#### Do this:
Reproduce every entry that follows word for word, but omit the images.

-*-

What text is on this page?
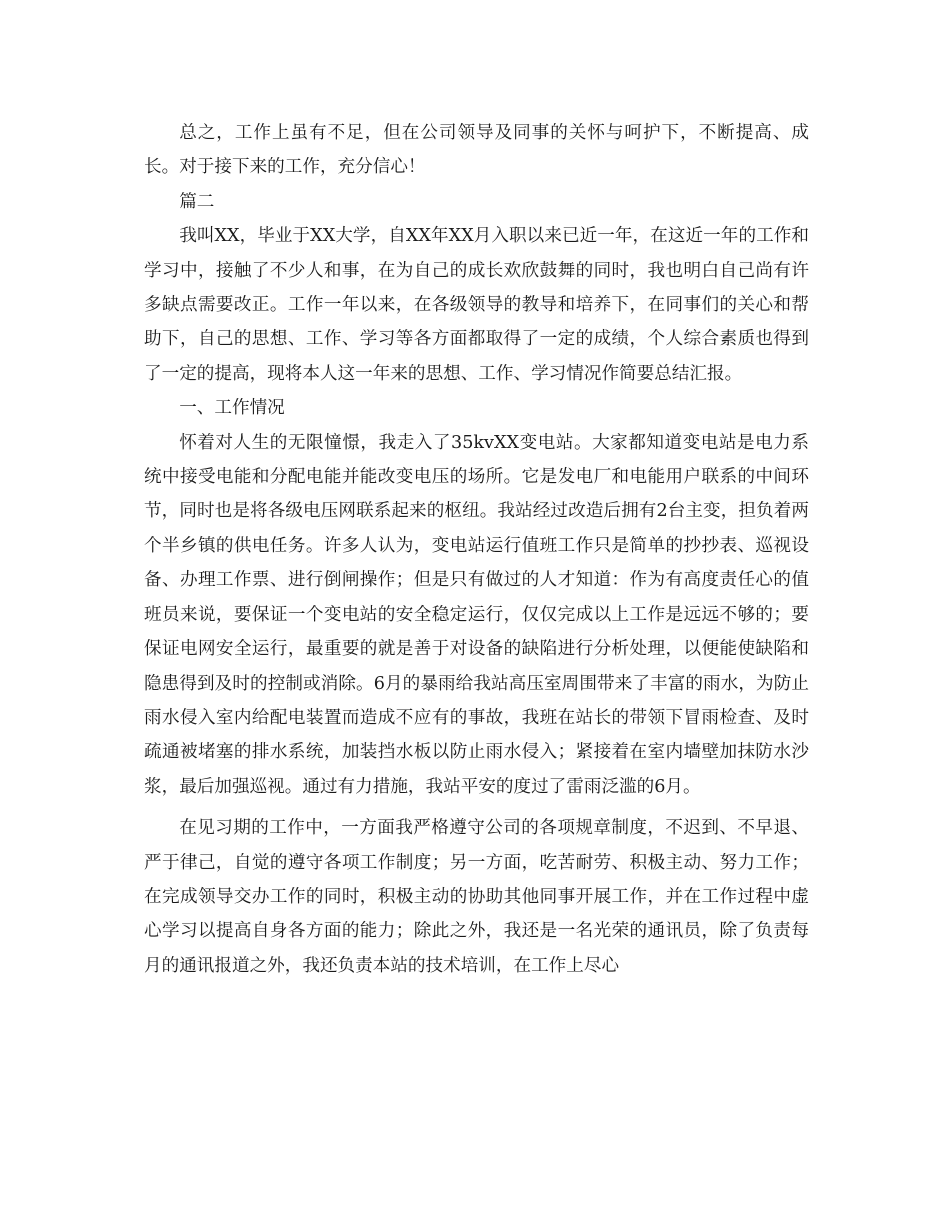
总之，工作上虽有不足，但在公司领导及同事的关怀与呵护下，不断提高、成长。对于接下来的工作，充分信心！

篇二

我叫XX，毕业于XX大学，自XX年XX月入职以来已近一年，在这近一年的工作和学习中，接触了不少人和事，在为自己的成长欢欣鼓舞的同时，我也明白自己尚有许多缺点需要改正。工作一年以来，在各级领导的教导和培养下，在同事们的关心和帮助下，自己的思想、工作、学习等各方面都取得了一定的成绩，个人综合素质也得到了一定的提高，现将本人这一年来的思想、工作、学习情况作简要总结汇报。

一、工作情况

怀着对人生的无限憧憬，我走入了35kvXX变电站。大家都知道变电站是电力系统中接受电能和分配电能并能改变电压的场所。它是发电厂和电能用户联系的中间环节，同时也是将各级电压网联系起来的枢纽。我站经过改造后拥有2台主变，担负着两个半乡镇的供电任务。许多人认为，变电站运行值班工作只是简单的抄抄表、巡视设备、办理工作票、进行倒闸操作；但是只有做过的人才知道：作为有高度责任心的值班员来说，要保证一个变电站的安全稳定运行，仅仅完成以上工作是远远不够的；要保证电网安全运行，最重要的就是善于对设备的缺陷进行分析处理，以便能使缺陷和隐患得到及时的控制或消除。6月的暴雨给我站高压室周围带来了丰富的雨水，为防止雨水侵入室内给配电装置而造成不应有的事故，我班在站长的带领下冒雨检查、及时疏通被堵塞的排水系统，加装挡水板以防止雨水侵入；紧接着在室内墙壁加抹防水沙浆，最后加强巡视。通过有力措施，我站平安的度过了雷雨泛滥的6月。

在见习期的工作中，一方面我严格遵守公司的各项规章制度，不迟到、不早退、严于律己，自觉的遵守各项工作制度；另一方面，吃苦耐劳、积极主动、努力工作；在完成领导交办工作的同时，积极主动的协助其他同事开展工作，并在工作过程中虚心学习以提高自身各方面的能力；除此之外，我还是一名光荣的通讯员，除了负责每月的通讯报道之外，我还负责本站的技术培训，在工作上尽心
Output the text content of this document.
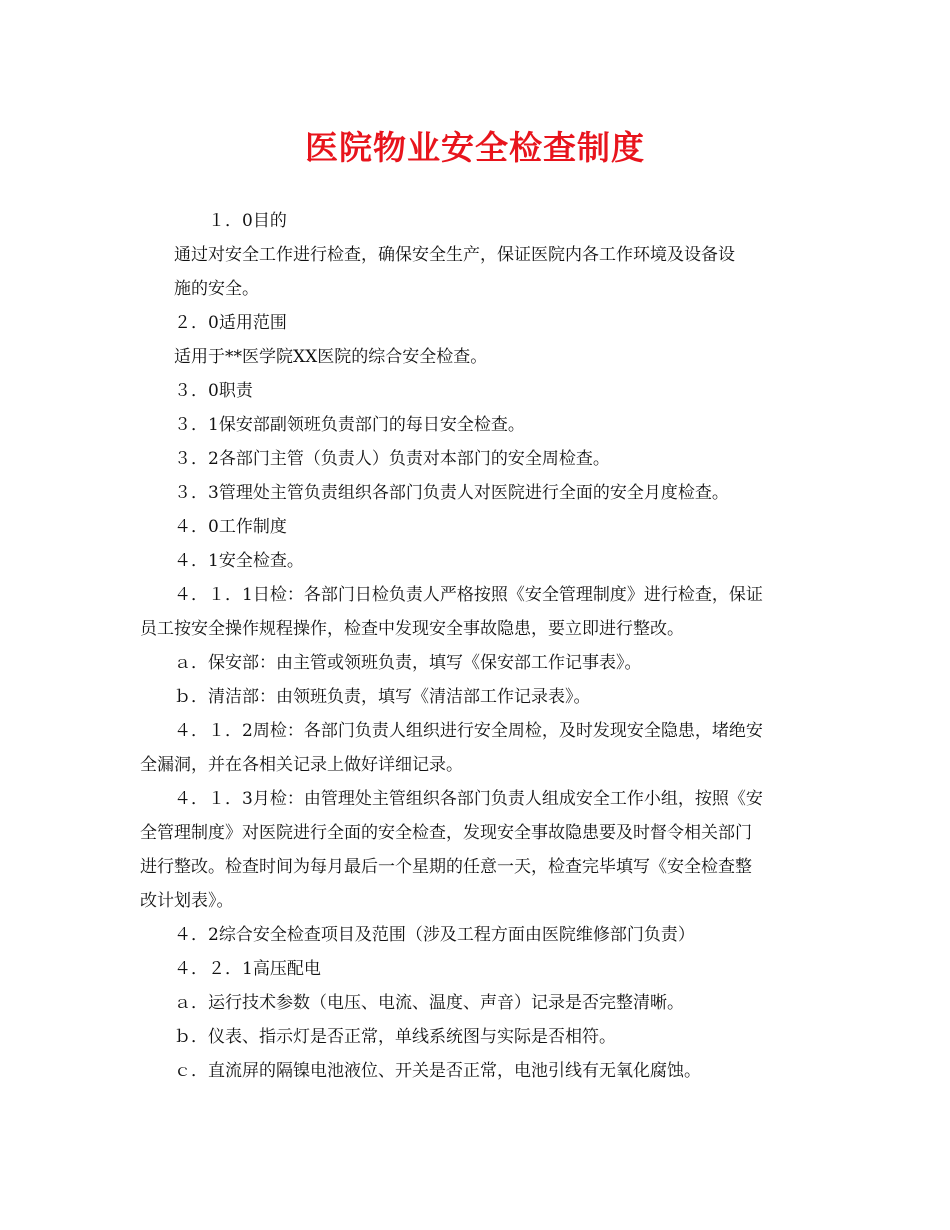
医院物业安全检查制度
１．0目的
通过对安全工作进行检查，确保安全生产，保证医院内各工作环境及设备设
施的安全。
２．0适用范围
适用于**医学院XX医院的综合安全检查。
３．0职责
３．1保安部副领班负责部门的每日安全检查。
３．2各部门主管（负责人）负责对本部门的安全周检查。
３．3管理处主管负责组织各部门负责人对医院进行全面的安全月度检查。
４．0工作制度
４．1安全检查。
４．１．1日检：各部门日检负责人严格按照《安全管理制度》进行检查，保证
员工按安全操作规程操作，检查中发现安全事故隐患，要立即进行整改。
ａ．保安部：由主管或领班负责，填写《保安部工作记事表》。
ｂ．清洁部：由领班负责，填写《清洁部工作记录表》。
４．１．2周检：各部门负责人组织进行安全周检，及时发现安全隐患，堵绝安
全漏洞，并在各相关记录上做好详细记录。
４．１．3月检：由管理处主管组织各部门负责人组成安全工作小组，按照《安
全管理制度》对医院进行全面的安全检查，发现安全事故隐患要及时督令相关部门
进行整改。检查时间为每月最后一个星期的任意一天，检查完毕填写《安全检查整
改计划表》。
４．2综合安全检查项目及范围（涉及工程方面由医院维修部门负责）
４．２．1高压配电
ａ．运行技术参数（电压、电流、温度、声音）记录是否完整清晰。
ｂ．仪表、指示灯是否正常，单线系统图与实际是否相符。
ｃ．直流屏的隔镍电池液位、开关是否正常，电池引线有无氧化腐蚀。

-*-

#### Solved exercise:
What text is on this page?
总之，工作上虽有不足，但在公司领导及同事的关怀与呵护下，不断提高、成长。对于接下来的工作，充分信心！

篇二

我叫XX，毕业于XX大学，自XX年XX月入职以来已近一年，在这近一年的工作和学习中，接触了不少人和事，在为自己的成长欢欣鼓舞的同时，我也明白自己尚有许多缺点需要改正。工作一年以来，在各级领导的教导和培养下，在同事们的关心和帮助下，自己的思想、工作、学习等各方面都取得了一定的成绩，个人综合素质也得到了一定的提高，现将本人这一年来的思想、工作、学习情况作简要总结汇报。

一、工作情况

怀着对人生的无限憧憬，我走入了35kvXX变电站。大家都知道变电站是电力系统中接受电能和分配电能并能改变电压的场所。它是发电厂和电能用户联系的中间环节，同时也是将各级电压网联系起来的枢纽。我站经过改造后拥有2台主变，担负着两个半乡镇的供电任务。许多人认为，变电站运行值班工作只是简单的抄抄表、巡视设备、办理工作票、进行倒闸操作；但是只有做过的人才知道：作为有高度责任心的值班员来说，要保证一个变电站的安全稳定运行，仅仅完成以上工作是远远不够的；要保证电网安全运行，最重要的就是善于对设备的缺陷进行分析处理，以便能使缺陷和隐患得到及时的控制或消除。6月的暴雨给我站高压室周围带来了丰富的雨水，为防止雨水侵入室内给配电装置而造成不应有的事故，我班在站长的带领下冒雨检查、及时疏通被堵塞的排水系统，加装挡水板以防止雨水侵入；紧接着在室内墙壁加抹防水沙浆，最后加强巡视。通过有力措施，我站平安的度过了雷雨泛滥的6月。

在见习期的工作中，一方面我严格遵守公司的各项规章制度，不迟到、不早退、严于律己，自觉的遵守各项工作制度；另一方面，吃苦耐劳、积极主动、努力工作；在完成领导交办工作的同时，积极主动的协助其他同事开展工作，并在工作过程中虚心学习以提高自身各方面的能力；除此之外，我还是一名光荣的通讯员，除了负责每月的通讯报道之外，我还负责本站的技术培训，在工作上尽心
Output the text content of this document.
医院物业安全检查制度
１．0目的
通过对安全工作进行检查，确保安全生产，保证医院内各工作环境及设备设
施的安全。
２．0适用范围
适用于**医学院XX医院的综合安全检查。
３．0职责
３．1保安部副领班负责部门的每日安全检查。
３．2各部门主管（负责人）负责对本部门的安全周检查。
３．3管理处主管负责组织各部门负责人对医院进行全面的安全月度检查。
４．0工作制度
４．1安全检查。
４．１．1日检：各部门日检负责人严格按照《安全管理制度》进行检查，保证
员工按安全操作规程操作，检查中发现安全事故隐患，要立即进行整改。
ａ．保安部：由主管或领班负责，填写《保安部工作记事表》。
ｂ．清洁部：由领班负责，填写《清洁部工作记录表》。
４．１．2周检：各部门负责人组织进行安全周检，及时发现安全隐患，堵绝安
全漏洞，并在各相关记录上做好详细记录。
４．１．3月检：由管理处主管组织各部门负责人组成安全工作小组，按照《安
全管理制度》对医院进行全面的安全检查，发现安全事故隐患要及时督令相关部门
进行整改。检查时间为每月最后一个星期的任意一天，检查完毕填写《安全检查整
改计划表》。
４．2综合安全检查项目及范围（涉及工程方面由医院维修部门负责）
４．２．1高压配电
ａ．运行技术参数（电压、电流、温度、声音）记录是否完整清晰。
ｂ．仪表、指示灯是否正常，单线系统图与实际是否相符。
ｃ．直流屏的隔镍电池液位、开关是否正常，电池引线有无氧化腐蚀。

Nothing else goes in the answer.